Start of READING PASSAGE

How to interpret the square root benchmark results
Documentation by yipeng@cs.princeton.edu

==================================================

For problem size n=2, solution should be
[x0, b1, b0, a1, a0] = [0, 1, 0, 1, 1]
Where the b values indicate the coefficients in the polynomial B = b1 * x + b0 * 1, which in this case would be B = x, the polynomial for which we're finding the square root
The Grover algorithm solution is A = a1 * x + a0 * 1 = x + 1.
The solution is correct because we're working in a modular space defined over GF(2), like so:
A*A mod x^2 + x + 1
= (x+1)(x+1) mod x^2 + x + 1
= x^2 + 2x + 1 mod x^2 + x + 1
= x
= B
So we've found that sqrt(B) = A mod x^2 + x + 1

==================================================

For problem size n=3, solution should be
[x1, x0, b2, b1, b0, a2, a1, a0] = [0, 0, 0, 1, 0, 1, 1, 0]
In this case B = b2 * x^2 + b1 * x + b0 * 1 = x
And A = a2 * x^2 + a1 * x + a0 * 1 = x^2 + x.
To verify the solution,
A*A mod x^3 + x + 1
= (x^2+x)(x^2+x) mod x^3 + x + 1
= x^4 + 2x^3 + x^2 mod x^3 + x + 1
= -3x - 2
= x = B
The last two lines here are true because we are working in GF(2).
So we've found that sqrt(B) = A mod x^3 + x + 1

==================================================

For problem size n=4, solution should be
[x2, x1, x0, b3, b2, b1, b0, a3, a2, a1, a0] = [0, 0, 0, 0, 0, 1, 0, 0, 1, 0, 1]
In this case B = b3 * x^3 + b2 * x^2 + b1 * x + b0 * 1 = x
And A = a3 * x^3 + a2 * x^2 + a1 * x + a0 * 1 = x^2 + 1.
To verify the solution,
A*A mod x^3 + x + 1
= (x^2+1)(x^2+1) mod x^4 + x + 1
= x^4 + 2x^2 + 1 mod x^4 + x + 1
= 2x^2 - x
= x = B
The last two lines here are true because we are working in GF(2).
So we've found that sqrt(B) = A mod x^4 + x + 1

==================================================

End of READING PASSAGE

● **TASK BRIEF**
Print the part of the square root benchmark documentation starting with "The solution is" and going on through "a0 * 1 = x^2 + x.". The records are separate material, unrelated to the square root benchmark documentation.

Start of DATA EXTRACT

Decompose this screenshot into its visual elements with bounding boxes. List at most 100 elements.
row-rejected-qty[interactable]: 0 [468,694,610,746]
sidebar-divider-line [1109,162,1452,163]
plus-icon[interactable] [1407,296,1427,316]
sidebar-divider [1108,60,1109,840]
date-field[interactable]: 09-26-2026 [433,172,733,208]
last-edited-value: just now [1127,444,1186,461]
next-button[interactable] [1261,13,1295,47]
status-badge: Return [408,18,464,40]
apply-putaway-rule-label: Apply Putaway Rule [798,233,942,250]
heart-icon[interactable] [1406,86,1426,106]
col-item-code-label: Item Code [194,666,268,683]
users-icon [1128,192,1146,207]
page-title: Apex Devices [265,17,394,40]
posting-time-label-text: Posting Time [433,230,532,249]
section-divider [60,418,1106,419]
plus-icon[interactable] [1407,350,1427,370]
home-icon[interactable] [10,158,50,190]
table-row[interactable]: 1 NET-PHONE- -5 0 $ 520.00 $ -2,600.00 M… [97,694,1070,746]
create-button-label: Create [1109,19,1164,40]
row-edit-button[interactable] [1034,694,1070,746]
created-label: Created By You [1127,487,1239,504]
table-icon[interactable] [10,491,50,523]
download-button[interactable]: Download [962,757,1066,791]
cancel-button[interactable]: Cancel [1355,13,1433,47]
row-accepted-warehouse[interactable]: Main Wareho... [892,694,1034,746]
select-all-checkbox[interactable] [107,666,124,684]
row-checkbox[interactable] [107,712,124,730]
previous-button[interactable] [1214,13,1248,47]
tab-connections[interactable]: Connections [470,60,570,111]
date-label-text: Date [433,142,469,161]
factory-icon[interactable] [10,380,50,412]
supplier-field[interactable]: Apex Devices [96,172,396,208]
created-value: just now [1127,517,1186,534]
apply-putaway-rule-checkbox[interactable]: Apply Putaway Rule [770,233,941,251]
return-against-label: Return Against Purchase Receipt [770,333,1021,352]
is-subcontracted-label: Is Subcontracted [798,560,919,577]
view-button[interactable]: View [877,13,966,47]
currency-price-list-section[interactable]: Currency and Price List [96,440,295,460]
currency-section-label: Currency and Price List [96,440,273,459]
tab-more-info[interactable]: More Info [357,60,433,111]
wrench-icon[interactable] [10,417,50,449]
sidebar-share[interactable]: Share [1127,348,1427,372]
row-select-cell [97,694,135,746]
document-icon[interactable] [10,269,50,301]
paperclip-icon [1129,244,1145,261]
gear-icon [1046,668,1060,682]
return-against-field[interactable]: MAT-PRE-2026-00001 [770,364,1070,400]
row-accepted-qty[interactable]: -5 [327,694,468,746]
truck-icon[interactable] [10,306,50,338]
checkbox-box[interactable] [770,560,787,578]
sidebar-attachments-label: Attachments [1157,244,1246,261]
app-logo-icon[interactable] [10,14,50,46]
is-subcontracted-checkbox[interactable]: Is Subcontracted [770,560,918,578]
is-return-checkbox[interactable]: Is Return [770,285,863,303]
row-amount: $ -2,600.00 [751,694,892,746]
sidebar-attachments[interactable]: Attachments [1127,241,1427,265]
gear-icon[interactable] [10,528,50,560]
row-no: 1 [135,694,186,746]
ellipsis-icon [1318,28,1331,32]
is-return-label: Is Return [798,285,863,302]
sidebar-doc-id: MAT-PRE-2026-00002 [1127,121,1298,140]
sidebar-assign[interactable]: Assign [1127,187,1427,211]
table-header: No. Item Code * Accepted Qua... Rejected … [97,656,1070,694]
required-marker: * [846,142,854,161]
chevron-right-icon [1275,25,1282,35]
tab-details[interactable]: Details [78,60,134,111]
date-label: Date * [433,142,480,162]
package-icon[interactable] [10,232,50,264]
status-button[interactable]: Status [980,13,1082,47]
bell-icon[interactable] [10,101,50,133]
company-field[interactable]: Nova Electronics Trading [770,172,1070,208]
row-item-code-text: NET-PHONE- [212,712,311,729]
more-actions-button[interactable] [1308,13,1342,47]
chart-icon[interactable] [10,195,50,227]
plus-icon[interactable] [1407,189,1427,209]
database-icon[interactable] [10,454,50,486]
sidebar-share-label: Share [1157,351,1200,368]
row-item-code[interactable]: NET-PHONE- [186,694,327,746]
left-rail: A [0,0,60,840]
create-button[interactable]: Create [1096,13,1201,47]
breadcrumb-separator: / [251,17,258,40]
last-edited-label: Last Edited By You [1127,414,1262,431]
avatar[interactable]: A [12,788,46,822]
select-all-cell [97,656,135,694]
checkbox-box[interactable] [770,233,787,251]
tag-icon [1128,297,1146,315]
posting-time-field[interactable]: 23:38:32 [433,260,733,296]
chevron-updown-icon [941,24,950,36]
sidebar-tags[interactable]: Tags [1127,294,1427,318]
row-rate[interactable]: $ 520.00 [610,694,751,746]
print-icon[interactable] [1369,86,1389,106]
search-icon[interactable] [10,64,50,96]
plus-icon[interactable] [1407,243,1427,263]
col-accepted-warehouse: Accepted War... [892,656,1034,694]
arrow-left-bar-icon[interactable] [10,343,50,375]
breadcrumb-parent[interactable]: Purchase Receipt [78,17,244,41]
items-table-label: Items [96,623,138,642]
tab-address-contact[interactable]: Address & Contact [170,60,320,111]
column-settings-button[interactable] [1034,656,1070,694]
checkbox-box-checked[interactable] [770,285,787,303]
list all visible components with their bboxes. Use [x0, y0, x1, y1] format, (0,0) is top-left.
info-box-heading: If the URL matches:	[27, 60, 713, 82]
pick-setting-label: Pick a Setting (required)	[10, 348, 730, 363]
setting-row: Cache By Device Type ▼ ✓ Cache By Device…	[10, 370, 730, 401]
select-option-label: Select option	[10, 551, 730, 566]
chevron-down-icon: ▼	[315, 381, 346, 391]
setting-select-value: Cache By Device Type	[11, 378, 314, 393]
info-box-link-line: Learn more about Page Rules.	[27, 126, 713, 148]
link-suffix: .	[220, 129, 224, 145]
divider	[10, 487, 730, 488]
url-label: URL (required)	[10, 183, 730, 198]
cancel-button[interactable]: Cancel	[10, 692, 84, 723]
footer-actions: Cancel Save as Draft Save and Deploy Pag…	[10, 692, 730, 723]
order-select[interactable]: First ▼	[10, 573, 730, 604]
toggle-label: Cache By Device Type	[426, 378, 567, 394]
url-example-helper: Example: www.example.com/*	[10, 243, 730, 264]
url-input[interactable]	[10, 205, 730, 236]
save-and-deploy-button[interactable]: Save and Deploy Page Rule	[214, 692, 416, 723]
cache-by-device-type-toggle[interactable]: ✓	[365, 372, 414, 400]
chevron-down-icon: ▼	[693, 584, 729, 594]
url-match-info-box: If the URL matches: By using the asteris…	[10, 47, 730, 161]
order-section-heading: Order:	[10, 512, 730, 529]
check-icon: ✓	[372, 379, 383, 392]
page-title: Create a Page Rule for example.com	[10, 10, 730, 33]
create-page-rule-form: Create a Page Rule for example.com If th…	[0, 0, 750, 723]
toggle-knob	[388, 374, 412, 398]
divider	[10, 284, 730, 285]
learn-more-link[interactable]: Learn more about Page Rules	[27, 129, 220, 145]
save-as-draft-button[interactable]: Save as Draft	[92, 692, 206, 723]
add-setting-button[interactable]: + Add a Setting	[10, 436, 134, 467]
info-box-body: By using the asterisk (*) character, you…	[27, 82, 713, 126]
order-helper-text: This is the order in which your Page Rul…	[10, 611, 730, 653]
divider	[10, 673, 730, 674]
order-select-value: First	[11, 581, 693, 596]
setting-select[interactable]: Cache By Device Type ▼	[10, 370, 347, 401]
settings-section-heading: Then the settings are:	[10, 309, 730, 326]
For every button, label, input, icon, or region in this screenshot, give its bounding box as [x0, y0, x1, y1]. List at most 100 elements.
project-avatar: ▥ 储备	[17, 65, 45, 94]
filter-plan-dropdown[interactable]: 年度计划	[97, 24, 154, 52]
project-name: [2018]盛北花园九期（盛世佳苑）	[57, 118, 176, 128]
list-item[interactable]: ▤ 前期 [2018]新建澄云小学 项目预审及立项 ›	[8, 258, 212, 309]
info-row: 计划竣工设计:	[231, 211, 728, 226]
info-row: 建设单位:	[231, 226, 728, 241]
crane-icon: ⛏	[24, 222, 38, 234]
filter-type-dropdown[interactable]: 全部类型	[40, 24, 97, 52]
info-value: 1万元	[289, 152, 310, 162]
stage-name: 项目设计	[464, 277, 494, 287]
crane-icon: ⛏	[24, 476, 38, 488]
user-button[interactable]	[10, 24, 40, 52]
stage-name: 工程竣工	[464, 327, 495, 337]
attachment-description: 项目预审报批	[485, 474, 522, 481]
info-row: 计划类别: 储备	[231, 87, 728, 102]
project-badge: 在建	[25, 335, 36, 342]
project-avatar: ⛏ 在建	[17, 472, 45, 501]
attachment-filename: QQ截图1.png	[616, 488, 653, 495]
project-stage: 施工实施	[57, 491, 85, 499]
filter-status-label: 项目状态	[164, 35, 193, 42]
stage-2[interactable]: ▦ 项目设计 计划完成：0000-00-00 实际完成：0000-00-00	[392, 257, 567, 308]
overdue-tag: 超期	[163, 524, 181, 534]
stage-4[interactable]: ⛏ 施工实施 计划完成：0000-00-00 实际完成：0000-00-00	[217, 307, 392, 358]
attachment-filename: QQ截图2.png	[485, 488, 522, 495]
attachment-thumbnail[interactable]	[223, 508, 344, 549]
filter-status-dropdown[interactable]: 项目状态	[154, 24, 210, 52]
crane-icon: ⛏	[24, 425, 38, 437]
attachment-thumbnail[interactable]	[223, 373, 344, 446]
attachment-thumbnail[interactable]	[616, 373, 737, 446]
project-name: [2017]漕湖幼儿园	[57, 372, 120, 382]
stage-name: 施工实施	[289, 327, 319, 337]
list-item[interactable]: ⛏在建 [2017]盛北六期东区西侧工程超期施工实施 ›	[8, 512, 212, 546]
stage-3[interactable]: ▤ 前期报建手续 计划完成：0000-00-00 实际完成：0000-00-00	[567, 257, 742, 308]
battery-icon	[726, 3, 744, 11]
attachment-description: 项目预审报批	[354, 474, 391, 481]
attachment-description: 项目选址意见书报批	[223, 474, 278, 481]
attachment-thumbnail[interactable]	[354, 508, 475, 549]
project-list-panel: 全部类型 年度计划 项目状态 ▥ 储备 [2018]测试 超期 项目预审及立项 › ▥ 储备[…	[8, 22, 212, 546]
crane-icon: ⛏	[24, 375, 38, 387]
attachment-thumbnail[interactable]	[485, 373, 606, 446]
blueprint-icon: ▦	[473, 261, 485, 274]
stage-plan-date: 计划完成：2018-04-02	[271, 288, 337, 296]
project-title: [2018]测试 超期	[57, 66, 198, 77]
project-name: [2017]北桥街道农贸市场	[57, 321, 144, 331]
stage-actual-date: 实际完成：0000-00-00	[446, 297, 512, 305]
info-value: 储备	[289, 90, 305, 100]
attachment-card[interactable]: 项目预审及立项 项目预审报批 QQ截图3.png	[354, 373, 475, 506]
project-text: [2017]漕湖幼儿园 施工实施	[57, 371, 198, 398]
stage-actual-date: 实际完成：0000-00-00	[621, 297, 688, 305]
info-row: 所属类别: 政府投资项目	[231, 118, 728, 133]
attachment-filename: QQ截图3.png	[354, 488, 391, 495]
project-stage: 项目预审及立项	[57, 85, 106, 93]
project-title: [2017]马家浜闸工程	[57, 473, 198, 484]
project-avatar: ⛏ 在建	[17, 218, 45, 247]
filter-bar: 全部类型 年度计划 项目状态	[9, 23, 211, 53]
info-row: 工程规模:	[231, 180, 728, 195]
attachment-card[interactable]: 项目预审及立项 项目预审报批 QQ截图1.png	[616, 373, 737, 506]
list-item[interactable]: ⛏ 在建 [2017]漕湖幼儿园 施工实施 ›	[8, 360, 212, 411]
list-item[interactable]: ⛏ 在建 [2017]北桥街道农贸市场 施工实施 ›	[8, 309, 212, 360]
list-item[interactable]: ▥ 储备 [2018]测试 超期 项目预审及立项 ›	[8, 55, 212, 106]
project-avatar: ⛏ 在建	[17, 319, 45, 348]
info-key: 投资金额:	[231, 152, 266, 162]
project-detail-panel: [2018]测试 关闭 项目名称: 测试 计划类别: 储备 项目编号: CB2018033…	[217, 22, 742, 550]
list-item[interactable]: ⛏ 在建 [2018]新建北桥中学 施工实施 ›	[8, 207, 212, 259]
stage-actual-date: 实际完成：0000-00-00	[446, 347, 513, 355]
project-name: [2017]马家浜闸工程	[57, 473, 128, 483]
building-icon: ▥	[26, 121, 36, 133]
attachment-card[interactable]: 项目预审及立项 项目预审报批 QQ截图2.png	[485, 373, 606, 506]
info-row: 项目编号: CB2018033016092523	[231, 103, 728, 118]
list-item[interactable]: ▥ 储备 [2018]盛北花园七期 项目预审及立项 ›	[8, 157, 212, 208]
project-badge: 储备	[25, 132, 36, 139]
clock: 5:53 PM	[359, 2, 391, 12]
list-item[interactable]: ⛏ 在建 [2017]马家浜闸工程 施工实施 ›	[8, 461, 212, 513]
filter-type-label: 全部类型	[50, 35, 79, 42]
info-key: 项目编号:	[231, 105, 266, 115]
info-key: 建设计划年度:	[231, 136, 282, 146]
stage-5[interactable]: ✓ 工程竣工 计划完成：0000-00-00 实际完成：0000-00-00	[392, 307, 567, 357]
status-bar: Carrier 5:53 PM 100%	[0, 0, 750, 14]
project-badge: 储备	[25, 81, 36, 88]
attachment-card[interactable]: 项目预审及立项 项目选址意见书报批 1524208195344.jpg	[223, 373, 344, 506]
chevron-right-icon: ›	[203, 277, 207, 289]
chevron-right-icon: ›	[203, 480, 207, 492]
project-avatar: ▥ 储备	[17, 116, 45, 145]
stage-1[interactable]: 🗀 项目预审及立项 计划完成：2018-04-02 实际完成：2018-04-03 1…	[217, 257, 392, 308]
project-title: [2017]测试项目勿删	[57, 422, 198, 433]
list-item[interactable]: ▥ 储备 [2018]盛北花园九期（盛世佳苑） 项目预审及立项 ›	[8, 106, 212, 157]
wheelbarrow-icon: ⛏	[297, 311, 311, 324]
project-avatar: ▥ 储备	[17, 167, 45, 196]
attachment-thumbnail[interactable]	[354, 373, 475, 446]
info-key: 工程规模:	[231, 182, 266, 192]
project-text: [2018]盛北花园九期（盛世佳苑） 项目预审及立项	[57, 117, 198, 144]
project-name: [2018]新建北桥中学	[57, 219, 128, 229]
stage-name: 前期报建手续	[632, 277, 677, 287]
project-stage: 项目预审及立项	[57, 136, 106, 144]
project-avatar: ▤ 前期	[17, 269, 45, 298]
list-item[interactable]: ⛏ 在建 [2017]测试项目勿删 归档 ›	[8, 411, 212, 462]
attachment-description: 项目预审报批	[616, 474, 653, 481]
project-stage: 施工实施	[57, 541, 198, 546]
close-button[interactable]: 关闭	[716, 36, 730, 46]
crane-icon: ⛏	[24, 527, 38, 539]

End of DATA EXTRACT

● **RESULT OF THIS TASK**
The solution is correct because we're working in a modular space defined over GF(2), like so:
A*A mod x^2 + x + 1
= (x+1)(x+1) mod x^2 + x + 1
= x^2 + 2x + 1 mod x^2 + x + 1
= x
= B
So we've found that sqrt(B) = A mod x^2 + x + 1

==================================================

For problem size n=3, solution should be
[x1, x0, b2, b1, b0, a2, a1, a0] = [0, 0, 0, 1, 0, 1, 1, 0]
In this case B = b2 * x^2 + b1 * x + b0 * 1 = x
And A = a2 * x^2 + a1 * x + a0 * 1 = x^2 + x.